___ TEXTE PRÉSENTÉ ___

Ça nous amène à la leçon n° 9 : Les gagnants de l'année dernière ont autant de chances d'être les perdants de cette année.

Il nous rappelle que les investisseurs individuels sont des chasseurs de performance, qu'ils achètent les gagnants d'hier et vendent les perdants d'hier. J'en parle dans mon blog le plus récent, publié sur notre site Web Sujet Capital, où j'aborde à la fois le biais de récence et le biais de rétrospection.

François Doyon La Rochelle : Après les performances phénoménales du marché boursier américain au cours de la dernière décennie, il y a beaucoup d’investisseurs qui se demandent pourquoi continuer à investir dans d'autres marchés d'actions. Il y a une réponse simple à ça et c’est de leur rappeler la décennie perdue sur les marchés des actions américaines. Il faut se souvenir que du début de l'année 2000 à la fin de l'année 2009, l'indice S&P500 a généré un rendement annualisé négatif de 0,95%.   

Maintenant la leçon n° 10 : la gestion active est perdante, que les marchés soient haussiers ou baissiers.

James Parkyn : Dans quelques semaines, lorsque le rapport SPIVA (S&P Indexes versus active) sera publié pour 2023, on va être en mesure de confirmer si la gestion active a réussi à surpasser les indices passifs en 2023. Cependant ne retenez pas votre souffle, je ne m'attends pas à des surprises. Je pense que les gestionnaires actifs auront à nouveau sous-performé les indices.

François Doyon La Rochelle : Je suis tout à fait d'accord James, si un gestionnaire actif n'a pas inclus les Sept Magnifiques dans son portefeuille, il y a de fortes chances qu'il ait sous-performé.

James Parkyn : Leçon 11 : La diversification fonctionne toujours ; les résultats sont parfois satisfaisants, parfois non.

Ça nous ramène à ce que tu as mentionné plus tôt, François, au sujet de la surperformance des marchés boursiers américains. Leur surperformance par rapport aux marchés canadiens, internationaux développés et émergents au cours de la dernière décennie, et plus particulièrement l'année dernière, nous amène à nous interroger sur les avantages de la diversification. Cependant, il y aura toujours un secteur, un pays ou autre chose qui surpassera votre portefeuille au cours d'une année donnée. Comme le dit Larry Swedroe, et je le cite, "le bruit des médias mettra alors à l'épreuve votre capacité à adhérer à votre stratégie".

___

■ **EXERCICES À RÉALISER**:
(1) D'après le texte présenté, quel rendement annualisé l'indice S&P500 a-t-il généré du début de l'année 2000 à la fin de l'année 2009 ?
(2) Transcrivez, s'il vous plaît, le passage du texte présenté compris entre « James Parkyn : Dans » et « qu'il ait sous-performé. », inclusivement.

___ DONNÉES ___

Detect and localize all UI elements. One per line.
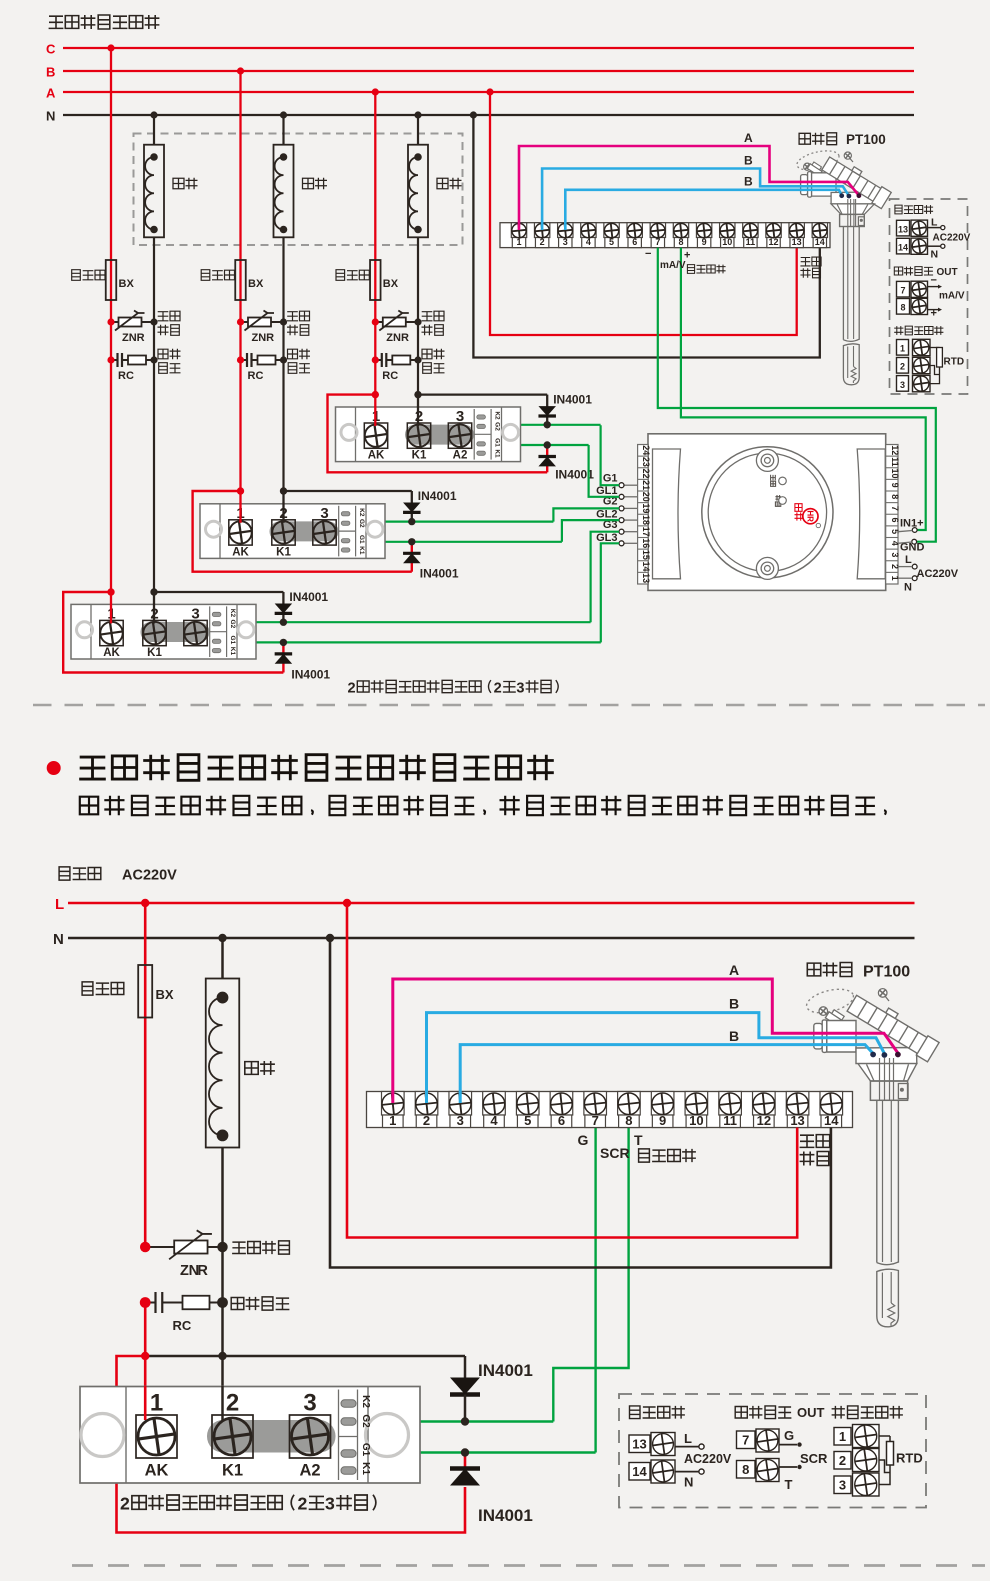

___

■ **CORRIGÉ**:
(1) Un rendement annualisé négatif de 0,95 %.

(2)
James Parkyn : Dans quelques semaines, lorsque le rapport SPIVA (S&P Indexes versus active) sera publié pour 2023, on va être en mesure de confirmer si la gestion active a réussi à surpasser les indices passifs en 2023. Cependant ne retenez pas votre souffle, je ne m'attends pas à des surprises. Je pense que les gestionnaires actifs auront à nouveau sous-performé les indices.

François Doyon La Rochelle : Je suis tout à fait d'accord James, si un gestionnaire actif n'a pas inclus les Sept Magnifiques dans son portefeuille, il y a de fortes chances qu'il ait sous-performé.